Exercise details:
Copy each line holding the string "cases".

────────

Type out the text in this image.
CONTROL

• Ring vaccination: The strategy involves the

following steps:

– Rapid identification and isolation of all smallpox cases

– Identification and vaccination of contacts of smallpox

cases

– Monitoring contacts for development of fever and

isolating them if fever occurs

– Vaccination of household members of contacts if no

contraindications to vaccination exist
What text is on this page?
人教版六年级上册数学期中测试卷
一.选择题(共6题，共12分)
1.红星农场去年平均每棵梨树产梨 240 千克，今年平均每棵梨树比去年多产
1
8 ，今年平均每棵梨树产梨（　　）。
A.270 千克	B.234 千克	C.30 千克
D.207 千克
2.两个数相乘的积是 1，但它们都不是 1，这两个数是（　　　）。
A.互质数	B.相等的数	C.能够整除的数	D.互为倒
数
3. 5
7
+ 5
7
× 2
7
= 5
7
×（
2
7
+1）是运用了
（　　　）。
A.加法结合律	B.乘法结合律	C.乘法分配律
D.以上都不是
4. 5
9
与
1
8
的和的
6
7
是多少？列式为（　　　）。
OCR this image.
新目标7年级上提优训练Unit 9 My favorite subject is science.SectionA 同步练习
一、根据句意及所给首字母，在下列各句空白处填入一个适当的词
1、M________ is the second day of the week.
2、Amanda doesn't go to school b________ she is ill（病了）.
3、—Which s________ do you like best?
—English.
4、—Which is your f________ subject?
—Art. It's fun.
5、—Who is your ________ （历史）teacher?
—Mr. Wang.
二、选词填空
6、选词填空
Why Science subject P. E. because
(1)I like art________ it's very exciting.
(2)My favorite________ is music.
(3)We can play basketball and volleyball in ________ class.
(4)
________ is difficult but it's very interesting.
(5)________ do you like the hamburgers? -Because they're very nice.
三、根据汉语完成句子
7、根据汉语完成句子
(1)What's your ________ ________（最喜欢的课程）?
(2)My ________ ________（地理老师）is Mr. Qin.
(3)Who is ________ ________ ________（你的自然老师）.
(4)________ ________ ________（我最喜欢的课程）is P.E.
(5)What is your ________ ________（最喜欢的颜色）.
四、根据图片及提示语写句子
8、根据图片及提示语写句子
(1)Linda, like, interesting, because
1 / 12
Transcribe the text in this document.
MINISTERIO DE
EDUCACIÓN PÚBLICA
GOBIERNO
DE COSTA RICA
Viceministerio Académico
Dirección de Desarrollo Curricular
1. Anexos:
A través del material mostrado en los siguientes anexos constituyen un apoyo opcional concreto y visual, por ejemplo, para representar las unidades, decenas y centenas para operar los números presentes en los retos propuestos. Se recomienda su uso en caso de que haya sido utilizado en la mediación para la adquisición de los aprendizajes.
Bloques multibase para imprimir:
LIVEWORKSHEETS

────────

Task response:
– Rapid identification and isolation of all smallpox cases
cases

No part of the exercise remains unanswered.